WHAT TO DO:
Of all the lines in this data, how many include "name"? Respond with the number only.

......

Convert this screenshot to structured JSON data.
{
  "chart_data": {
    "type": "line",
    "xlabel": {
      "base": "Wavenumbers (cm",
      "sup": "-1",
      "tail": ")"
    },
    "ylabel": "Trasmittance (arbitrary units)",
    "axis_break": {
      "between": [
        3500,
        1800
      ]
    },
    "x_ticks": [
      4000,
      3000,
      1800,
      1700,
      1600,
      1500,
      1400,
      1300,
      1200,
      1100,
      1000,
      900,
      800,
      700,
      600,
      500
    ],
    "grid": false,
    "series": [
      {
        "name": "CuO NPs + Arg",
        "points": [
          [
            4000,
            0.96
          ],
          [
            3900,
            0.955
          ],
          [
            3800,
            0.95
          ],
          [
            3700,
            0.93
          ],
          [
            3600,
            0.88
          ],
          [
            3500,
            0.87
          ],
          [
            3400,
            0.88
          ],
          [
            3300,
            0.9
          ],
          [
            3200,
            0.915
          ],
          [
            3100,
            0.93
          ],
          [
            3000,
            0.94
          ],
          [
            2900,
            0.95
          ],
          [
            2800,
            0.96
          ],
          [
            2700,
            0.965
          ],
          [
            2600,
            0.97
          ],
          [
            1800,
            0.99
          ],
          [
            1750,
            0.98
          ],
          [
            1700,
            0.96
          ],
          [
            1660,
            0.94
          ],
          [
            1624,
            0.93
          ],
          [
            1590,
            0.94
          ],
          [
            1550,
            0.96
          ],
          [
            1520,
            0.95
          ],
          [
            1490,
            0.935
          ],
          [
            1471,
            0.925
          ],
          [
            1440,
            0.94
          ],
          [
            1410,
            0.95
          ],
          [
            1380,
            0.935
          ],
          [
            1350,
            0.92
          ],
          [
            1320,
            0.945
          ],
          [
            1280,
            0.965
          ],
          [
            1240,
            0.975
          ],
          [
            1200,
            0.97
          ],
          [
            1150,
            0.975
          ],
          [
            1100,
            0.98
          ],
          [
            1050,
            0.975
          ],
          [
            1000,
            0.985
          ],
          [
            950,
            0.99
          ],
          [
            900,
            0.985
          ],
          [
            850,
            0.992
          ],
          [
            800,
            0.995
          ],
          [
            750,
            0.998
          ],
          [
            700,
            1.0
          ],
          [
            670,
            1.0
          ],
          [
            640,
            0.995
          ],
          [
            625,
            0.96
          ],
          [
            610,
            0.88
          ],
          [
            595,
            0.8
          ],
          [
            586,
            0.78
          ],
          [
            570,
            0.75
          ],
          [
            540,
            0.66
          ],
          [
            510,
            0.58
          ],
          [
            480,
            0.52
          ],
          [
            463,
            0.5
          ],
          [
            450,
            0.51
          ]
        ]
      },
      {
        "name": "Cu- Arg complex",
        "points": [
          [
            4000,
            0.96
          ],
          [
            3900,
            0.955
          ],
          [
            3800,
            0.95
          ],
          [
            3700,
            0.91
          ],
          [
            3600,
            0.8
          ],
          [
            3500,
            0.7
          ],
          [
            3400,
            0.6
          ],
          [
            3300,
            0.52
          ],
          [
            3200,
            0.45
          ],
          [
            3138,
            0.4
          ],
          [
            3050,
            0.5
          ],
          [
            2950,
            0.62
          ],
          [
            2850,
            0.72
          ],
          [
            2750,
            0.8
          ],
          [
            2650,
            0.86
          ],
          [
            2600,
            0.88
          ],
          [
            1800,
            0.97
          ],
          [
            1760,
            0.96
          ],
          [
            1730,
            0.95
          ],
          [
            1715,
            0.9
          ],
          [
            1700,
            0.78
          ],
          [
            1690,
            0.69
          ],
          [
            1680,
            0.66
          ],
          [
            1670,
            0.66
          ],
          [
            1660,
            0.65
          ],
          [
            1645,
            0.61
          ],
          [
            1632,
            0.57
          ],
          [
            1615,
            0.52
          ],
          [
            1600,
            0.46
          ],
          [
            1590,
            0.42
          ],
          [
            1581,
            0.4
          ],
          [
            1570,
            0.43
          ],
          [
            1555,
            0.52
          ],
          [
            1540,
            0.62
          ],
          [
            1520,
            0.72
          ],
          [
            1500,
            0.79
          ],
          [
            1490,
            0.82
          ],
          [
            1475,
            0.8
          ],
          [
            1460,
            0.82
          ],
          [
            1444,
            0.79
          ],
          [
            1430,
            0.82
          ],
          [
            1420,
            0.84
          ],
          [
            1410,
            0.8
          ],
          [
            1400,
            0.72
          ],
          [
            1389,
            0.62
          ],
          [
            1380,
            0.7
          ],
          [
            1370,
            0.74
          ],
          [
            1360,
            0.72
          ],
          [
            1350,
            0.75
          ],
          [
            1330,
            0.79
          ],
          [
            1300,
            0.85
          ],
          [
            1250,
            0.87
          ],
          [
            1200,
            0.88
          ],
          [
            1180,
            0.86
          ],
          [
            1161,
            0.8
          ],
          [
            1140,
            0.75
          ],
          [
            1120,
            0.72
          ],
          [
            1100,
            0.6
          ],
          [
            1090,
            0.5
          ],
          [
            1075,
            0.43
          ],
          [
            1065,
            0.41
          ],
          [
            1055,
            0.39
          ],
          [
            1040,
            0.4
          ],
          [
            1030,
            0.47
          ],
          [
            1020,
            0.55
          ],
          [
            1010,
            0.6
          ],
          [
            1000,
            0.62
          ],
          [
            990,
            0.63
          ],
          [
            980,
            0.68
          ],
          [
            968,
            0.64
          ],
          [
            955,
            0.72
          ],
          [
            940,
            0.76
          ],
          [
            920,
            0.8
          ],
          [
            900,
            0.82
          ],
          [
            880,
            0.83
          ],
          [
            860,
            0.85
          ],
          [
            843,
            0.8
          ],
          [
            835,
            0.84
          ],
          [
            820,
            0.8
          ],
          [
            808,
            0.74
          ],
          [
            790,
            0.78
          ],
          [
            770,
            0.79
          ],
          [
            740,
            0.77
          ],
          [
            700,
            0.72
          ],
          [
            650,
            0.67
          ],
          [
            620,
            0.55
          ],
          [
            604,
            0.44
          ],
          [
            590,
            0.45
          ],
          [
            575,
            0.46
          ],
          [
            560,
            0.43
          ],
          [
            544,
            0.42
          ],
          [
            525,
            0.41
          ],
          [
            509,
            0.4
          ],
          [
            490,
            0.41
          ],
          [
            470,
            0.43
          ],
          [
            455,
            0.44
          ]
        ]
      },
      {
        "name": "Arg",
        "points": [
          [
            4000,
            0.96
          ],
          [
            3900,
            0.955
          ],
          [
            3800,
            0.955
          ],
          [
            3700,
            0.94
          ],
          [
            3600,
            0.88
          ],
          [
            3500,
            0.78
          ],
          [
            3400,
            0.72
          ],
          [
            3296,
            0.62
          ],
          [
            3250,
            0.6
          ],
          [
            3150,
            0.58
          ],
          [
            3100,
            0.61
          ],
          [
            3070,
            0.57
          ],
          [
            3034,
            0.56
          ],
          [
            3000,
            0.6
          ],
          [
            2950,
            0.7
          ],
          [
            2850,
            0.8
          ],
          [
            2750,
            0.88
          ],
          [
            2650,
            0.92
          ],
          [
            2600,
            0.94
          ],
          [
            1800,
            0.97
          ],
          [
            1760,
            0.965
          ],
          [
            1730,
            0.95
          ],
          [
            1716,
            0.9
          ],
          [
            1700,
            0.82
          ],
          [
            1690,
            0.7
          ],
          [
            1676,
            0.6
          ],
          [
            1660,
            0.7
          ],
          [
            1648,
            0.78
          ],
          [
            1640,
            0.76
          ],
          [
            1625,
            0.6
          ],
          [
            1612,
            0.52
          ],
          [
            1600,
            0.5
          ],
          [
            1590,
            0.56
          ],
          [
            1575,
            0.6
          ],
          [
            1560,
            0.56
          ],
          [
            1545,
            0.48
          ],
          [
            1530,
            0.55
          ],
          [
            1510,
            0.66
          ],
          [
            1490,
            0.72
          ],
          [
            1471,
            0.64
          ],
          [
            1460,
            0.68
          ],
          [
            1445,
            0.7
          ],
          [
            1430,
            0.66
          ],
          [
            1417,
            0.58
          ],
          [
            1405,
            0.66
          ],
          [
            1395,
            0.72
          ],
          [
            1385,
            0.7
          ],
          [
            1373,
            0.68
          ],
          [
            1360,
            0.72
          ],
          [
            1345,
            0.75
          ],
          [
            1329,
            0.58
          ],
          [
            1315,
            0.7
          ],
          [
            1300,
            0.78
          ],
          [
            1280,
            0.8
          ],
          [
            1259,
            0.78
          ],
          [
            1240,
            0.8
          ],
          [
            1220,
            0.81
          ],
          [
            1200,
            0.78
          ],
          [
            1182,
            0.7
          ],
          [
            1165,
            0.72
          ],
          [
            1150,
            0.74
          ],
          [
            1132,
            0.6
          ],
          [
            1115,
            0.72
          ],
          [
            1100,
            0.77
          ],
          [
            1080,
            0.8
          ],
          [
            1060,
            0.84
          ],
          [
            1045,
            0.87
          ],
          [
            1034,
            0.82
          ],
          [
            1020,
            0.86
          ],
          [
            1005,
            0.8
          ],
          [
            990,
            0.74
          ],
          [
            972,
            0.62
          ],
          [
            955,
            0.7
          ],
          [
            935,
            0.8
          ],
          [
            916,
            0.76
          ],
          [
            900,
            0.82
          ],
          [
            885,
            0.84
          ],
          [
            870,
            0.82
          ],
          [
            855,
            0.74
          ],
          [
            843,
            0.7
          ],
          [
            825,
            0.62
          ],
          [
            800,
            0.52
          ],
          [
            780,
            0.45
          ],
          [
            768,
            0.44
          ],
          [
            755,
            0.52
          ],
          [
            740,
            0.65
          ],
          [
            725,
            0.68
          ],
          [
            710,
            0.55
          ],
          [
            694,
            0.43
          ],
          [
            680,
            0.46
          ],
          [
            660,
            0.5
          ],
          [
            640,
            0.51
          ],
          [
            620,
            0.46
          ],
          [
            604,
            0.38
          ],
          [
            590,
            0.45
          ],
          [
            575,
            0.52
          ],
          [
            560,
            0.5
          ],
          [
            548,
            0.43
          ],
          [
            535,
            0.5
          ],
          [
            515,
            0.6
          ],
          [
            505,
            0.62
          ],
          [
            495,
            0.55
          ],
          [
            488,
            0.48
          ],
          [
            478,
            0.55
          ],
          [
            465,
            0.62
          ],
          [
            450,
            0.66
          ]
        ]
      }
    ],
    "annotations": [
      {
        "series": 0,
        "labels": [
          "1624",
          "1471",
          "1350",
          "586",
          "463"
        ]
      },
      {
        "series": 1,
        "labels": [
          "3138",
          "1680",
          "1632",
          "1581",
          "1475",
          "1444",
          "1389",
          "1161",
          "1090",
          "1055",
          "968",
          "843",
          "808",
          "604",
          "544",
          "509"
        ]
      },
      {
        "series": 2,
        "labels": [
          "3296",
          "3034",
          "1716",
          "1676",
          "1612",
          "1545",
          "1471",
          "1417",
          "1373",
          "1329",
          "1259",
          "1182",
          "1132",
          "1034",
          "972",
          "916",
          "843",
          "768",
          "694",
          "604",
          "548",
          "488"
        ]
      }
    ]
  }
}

......

RESPONSE TO THE TASK:
3